» What the exercise asks
Repeat each entry exactly and drop the pictures.

» Material shown
⁂

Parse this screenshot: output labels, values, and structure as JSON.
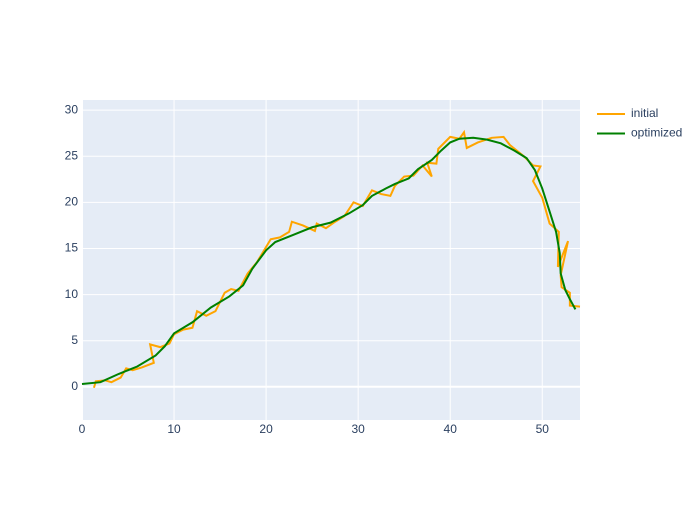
{
  "chart_data": {
    "type": "line",
    "xlim": [
      0,
      54.1
    ],
    "ylim": [
      -3.6,
      31.1
    ],
    "xticks": [
      0,
      10,
      20,
      30,
      40,
      50
    ],
    "yticks": [
      0,
      5,
      10,
      15,
      20,
      25,
      30
    ],
    "grid": true,
    "legend": "outside-right-top",
    "series": [
      {
        "name": "initial",
        "color": "#ffa500",
        "x": [
          1.3,
          1.5,
          2.5,
          3.2,
          4.2,
          4.8,
          5.5,
          6.5,
          7.8,
          7.4,
          8.5,
          9.5,
          10.0,
          11.0,
          12.0,
          12.5,
          13.5,
          14.5,
          15.5,
          16.2,
          17.0,
          18.0,
          19.0,
          20.5,
          21.5,
          22.5,
          22.8,
          24.0,
          25.3,
          25.5,
          26.5,
          27.5,
          28.5,
          29.5,
          30.5,
          31.5,
          32.5,
          33.5,
          34.0,
          35.0,
          36.0,
          37.0,
          38.0,
          37.5,
          38.5,
          38.7,
          40.0,
          41.0,
          41.5,
          41.8,
          43.0,
          44.5,
          45.8,
          46.5,
          48.0,
          49.0,
          49.8,
          49.0,
          50.0,
          50.8,
          51.8,
          51.7,
          52.8,
          52.0,
          52.1,
          53.0,
          53.0,
          54.1
        ],
        "values": [
          -0.1,
          0.6,
          0.7,
          0.5,
          1.0,
          2.0,
          1.8,
          2.1,
          2.6,
          4.6,
          4.3,
          4.7,
          5.7,
          6.2,
          6.4,
          8.2,
          7.7,
          8.2,
          10.2,
          10.6,
          10.4,
          12.3,
          13.5,
          16.0,
          16.2,
          16.8,
          17.9,
          17.5,
          16.9,
          17.7,
          17.2,
          17.9,
          18.5,
          20.0,
          19.6,
          21.3,
          20.9,
          20.7,
          21.8,
          22.8,
          22.9,
          24.0,
          22.8,
          24.3,
          24.2,
          25.8,
          27.1,
          26.9,
          27.6,
          25.9,
          26.5,
          27.0,
          27.1,
          26.2,
          25.0,
          24.0,
          23.9,
          22.3,
          20.5,
          17.7,
          16.8,
          13.0,
          15.8,
          12.1,
          10.8,
          10.2,
          8.8,
          8.7
        ]
      },
      {
        "name": "optimized",
        "color": "#008000",
        "x": [
          0,
          2,
          4,
          6,
          8,
          9,
          10,
          12,
          14,
          16,
          17.5,
          18.5,
          20,
          21,
          23,
          25,
          27,
          29,
          30.5,
          31.5,
          33,
          34,
          35.5,
          36.5,
          38,
          39,
          40,
          41,
          42.5,
          44,
          45.5,
          47,
          48.3,
          49.2,
          50,
          50.8,
          51.5,
          51.9,
          52,
          52.5,
          53,
          53.6
        ],
        "values": [
          0.3,
          0.5,
          1.4,
          2.2,
          3.4,
          4.4,
          5.8,
          7.0,
          8.6,
          9.8,
          11.0,
          12.8,
          14.8,
          15.7,
          16.5,
          17.3,
          17.8,
          18.8,
          19.7,
          20.7,
          21.5,
          22.0,
          22.6,
          23.6,
          24.6,
          25.6,
          26.5,
          26.9,
          27.0,
          26.8,
          26.4,
          25.6,
          24.8,
          23.5,
          21.5,
          19.0,
          16.8,
          14.5,
          12.3,
          10.5,
          9.5,
          8.4
        ]
      }
    ]
  }
}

⁂

» Finished task
Parse this screenshot: output labels, values, and structure as JSON.
{
  "chart_data": {
    "type": "line",
    "xlim": [
      0,
      54.1
    ],
    "ylim": [
      -3.6,
      31.1
    ],
    "xticks": [
      0,
      10,
      20,
      30,
      40,
      50
    ],
    "yticks": [
      0,
      5,
      10,
      15,
      20,
      25,
      30
    ],
    "grid": true,
    "legend": "outside-right-top",
    "series": [
      {
        "name": "initial",
        "color": "#ffa500",
        "x": [
          1.3,
          1.5,
          2.5,
          3.2,
          4.2,
          4.8,
          5.5,
          6.5,
          7.8,
          7.4,
          8.5,
          9.5,
          10.0,
          11.0,
          12.0,
          12.5,
          13.5,
          14.5,
          15.5,
          16.2,
          17.0,
          18.0,
          19.0,
          20.5,
          21.5,
          22.5,
          22.8,
          24.0,
          25.3,
          25.5,
          26.5,
          27.5,
          28.5,
          29.5,
          30.5,
          31.5,
          32.5,
          33.5,
          34.0,
          35.0,
          36.0,
          37.0,
          38.0,
          37.5,
          38.5,
          38.7,
          40.0,
          41.0,
          41.5,
          41.8,
          43.0,
          44.5,
          45.8,
          46.5,
          48.0,
          49.0,
          49.8,
          49.0,
          50.0,
          50.8,
          51.8,
          51.7,
          52.8,
          52.0,
          52.1,
          53.0,
          53.0,
          54.1
        ],
        "values": [
          -0.1,
          0.6,
          0.7,
          0.5,
          1.0,
          2.0,
          1.8,
          2.1,
          2.6,
          4.6,
          4.3,
          4.7,
          5.7,
          6.2,
          6.4,
          8.2,
          7.7,
          8.2,
          10.2,
          10.6,
          10.4,
          12.3,
          13.5,
          16.0,
          16.2,
          16.8,
          17.9,
          17.5,
          16.9,
          17.7,
          17.2,
          17.9,
          18.5,
          20.0,
          19.6,
          21.3,
          20.9,
          20.7,
          21.8,
          22.8,
          22.9,
          24.0,
          22.8,
          24.3,
          24.2,
          25.8,
          27.1,
          26.9,
          27.6,
          25.9,
          26.5,
          27.0,
          27.1,
          26.2,
          25.0,
          24.0,
          23.9,
          22.3,
          20.5,
          17.7,
          16.8,
          13.0,
          15.8,
          12.1,
          10.8,
          10.2,
          8.8,
          8.7
        ]
      },
      {
        "name": "optimized",
        "color": "#008000",
        "x": [
          0,
          2,
          4,
          6,
          8,
          9,
          10,
          12,
          14,
          16,
          17.5,
          18.5,
          20,
          21,
          23,
          25,
          27,
          29,
          30.5,
          31.5,
          33,
          34,
          35.5,
          36.5,
          38,
          39,
          40,
          41,
          42.5,
          44,
          45.5,
          47,
          48.3,
          49.2,
          50,
          50.8,
          51.5,
          51.9,
          52,
          52.5,
          53,
          53.6
        ],
        "values": [
          0.3,
          0.5,
          1.4,
          2.2,
          3.4,
          4.4,
          5.8,
          7.0,
          8.6,
          9.8,
          11.0,
          12.8,
          14.8,
          15.7,
          16.5,
          17.3,
          17.8,
          18.8,
          19.7,
          20.7,
          21.5,
          22.0,
          22.6,
          23.6,
          24.6,
          25.6,
          26.5,
          26.9,
          27.0,
          26.8,
          26.4,
          25.6,
          24.8,
          23.5,
          21.5,
          19.0,
          16.8,
          14.5,
          12.3,
          10.5,
          9.5,
          8.4
        ]
      }
    ]
  }
}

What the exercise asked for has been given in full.